Your response should be the complete listing, copied exactly.

[EXERCISE INPUTS Boundary: Start]

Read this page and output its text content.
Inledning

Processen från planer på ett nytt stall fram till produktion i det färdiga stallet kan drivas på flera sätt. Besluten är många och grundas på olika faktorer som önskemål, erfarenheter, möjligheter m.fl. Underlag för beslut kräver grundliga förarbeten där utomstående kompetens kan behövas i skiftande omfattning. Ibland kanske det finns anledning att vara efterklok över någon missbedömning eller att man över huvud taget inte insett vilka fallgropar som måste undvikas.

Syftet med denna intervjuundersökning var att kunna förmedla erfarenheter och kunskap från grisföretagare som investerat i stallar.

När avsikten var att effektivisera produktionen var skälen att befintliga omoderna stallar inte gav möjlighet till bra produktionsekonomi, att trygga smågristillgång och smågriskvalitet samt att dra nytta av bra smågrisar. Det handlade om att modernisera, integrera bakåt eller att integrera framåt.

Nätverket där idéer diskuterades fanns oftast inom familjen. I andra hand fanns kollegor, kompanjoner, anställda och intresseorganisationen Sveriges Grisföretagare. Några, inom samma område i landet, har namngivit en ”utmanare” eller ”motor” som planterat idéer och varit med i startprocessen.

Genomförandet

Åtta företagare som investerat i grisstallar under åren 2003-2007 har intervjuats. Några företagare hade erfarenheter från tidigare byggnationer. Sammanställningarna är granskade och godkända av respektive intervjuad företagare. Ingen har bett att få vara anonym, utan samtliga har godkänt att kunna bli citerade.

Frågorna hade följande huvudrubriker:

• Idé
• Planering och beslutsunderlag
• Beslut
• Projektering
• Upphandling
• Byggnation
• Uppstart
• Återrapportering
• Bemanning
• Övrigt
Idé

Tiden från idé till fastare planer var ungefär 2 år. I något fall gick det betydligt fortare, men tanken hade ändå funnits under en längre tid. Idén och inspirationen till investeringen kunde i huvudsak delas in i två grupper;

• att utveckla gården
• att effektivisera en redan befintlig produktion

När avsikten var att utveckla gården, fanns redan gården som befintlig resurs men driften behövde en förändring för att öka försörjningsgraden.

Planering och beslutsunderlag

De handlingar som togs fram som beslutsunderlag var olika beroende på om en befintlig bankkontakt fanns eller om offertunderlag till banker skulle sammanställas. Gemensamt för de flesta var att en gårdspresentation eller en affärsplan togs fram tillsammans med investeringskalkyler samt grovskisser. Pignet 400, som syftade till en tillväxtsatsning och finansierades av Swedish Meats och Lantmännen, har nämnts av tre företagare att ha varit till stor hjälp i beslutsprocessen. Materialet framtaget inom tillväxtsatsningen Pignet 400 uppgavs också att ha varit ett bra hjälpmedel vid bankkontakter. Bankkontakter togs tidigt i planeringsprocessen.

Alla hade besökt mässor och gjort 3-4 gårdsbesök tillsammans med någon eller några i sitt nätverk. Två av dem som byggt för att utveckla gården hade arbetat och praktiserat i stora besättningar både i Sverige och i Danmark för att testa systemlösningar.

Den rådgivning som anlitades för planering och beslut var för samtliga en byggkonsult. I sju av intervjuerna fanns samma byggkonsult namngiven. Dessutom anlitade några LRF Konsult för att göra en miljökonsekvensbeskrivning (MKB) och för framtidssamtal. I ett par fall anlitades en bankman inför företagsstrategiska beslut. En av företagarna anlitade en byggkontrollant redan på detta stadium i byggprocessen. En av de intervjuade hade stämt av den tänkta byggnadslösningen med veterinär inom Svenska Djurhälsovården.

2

[EXERCISE INPUTS Boundary: End]

> [SOLUTION]:
Read this page and output its text content.
Inledning

Processen från planer på ett nytt stall fram till produktion i det färdiga stallet kan drivas på flera sätt. Besluten är många och grundas på olika faktorer som önskemål, erfarenheter, möjligheter m.fl. Underlag för beslut kräver grundliga förarbeten där utomstående kompetens kan behövas i skiftande omfattning. Ibland kanske det finns anledning att vara efterklok över någon missbedömning eller att man över huvud taget inte insett vilka fallgropar som måste undvikas.

Syftet med denna intervjuundersökning var att kunna förmedla erfarenheter och kunskap från grisföretagare som investerat i stallar.

När avsikten var att effektivisera produktionen var skälen att befintliga omoderna stallar inte gav möjlighet till bra produktionsekonomi, att trygga smågristillgång och smågriskvalitet samt att dra nytta av bra smågrisar. Det handlade om att modernisera, integrera bakåt eller att integrera framåt.

Nätverket där idéer diskuterades fanns oftast inom familjen. I andra hand fanns kollegor, kompanjoner, anställda och intresseorganisationen Sveriges Grisföretagare. Några, inom samma område i landet, har namngivit en ”utmanare” eller ”motor” som planterat idéer och varit med i startprocessen.

Genomförandet

Åtta företagare som investerat i grisstallar under åren 2003-2007 har intervjuats. Några företagare hade erfarenheter från tidigare byggnationer. Sammanställningarna är granskade och godkända av respektive intervjuad företagare. Ingen har bett att få vara anonym, utan samtliga har godkänt att kunna bli citerade.

Frågorna hade följande huvudrubriker:

• Idé
• Planering och beslutsunderlag
• Beslut
• Projektering
• Upphandling
• Byggnation
• Uppstart
• Återrapportering
• Bemanning
• Övrigt
Idé

Tiden från idé till fastare planer var ungefär 2 år. I något fall gick det betydligt fortare, men tanken hade ändå funnits under en längre tid. Idén och inspirationen till investeringen kunde i huvudsak delas in i två grupper;

• att utveckla gården
• att effektivisera en redan befintlig produktion

När avsikten var att utveckla gården, fanns redan gården som befintlig resurs men driften behövde en förändring för att öka försörjningsgraden.

Planering och beslutsunderlag

De handlingar som togs fram som beslutsunderlag var olika beroende på om en befintlig bankkontakt fanns eller om offertunderlag till banker skulle sammanställas. Gemensamt för de flesta var att en gårdspresentation eller en affärsplan togs fram tillsammans med investeringskalkyler samt grovskisser. Pignet 400, som syftade till en tillväxtsatsning och finansierades av Swedish Meats och Lantmännen, har nämnts av tre företagare att ha varit till stor hjälp i beslutsprocessen. Materialet framtaget inom tillväxtsatsningen Pignet 400 uppgavs också att ha varit ett bra hjälpmedel vid bankkontakter. Bankkontakter togs tidigt i planeringsprocessen.

Alla hade besökt mässor och gjort 3-4 gårdsbesök tillsammans med någon eller några i sitt nätverk. Två av dem som byggt för att utveckla gården hade arbetat och praktiserat i stora besättningar både i Sverige och i Danmark för att testa systemlösningar.

Den rådgivning som anlitades för planering och beslut var för samtliga en byggkonsult. I sju av intervjuerna fanns samma byggkonsult namngiven. Dessutom anlitade några LRF Konsult för att göra en miljökonsekvensbeskrivning (MKB) och för framtidssamtal. I ett par fall anlitades en bankman inför företagsstrategiska beslut. En av företagarna anlitade en byggkontrollant redan på detta stadium i byggprocessen. En av de intervjuade hade stämt av den tänkta byggnadslösningen med veterinär inom Svenska Djurhälsovården.

2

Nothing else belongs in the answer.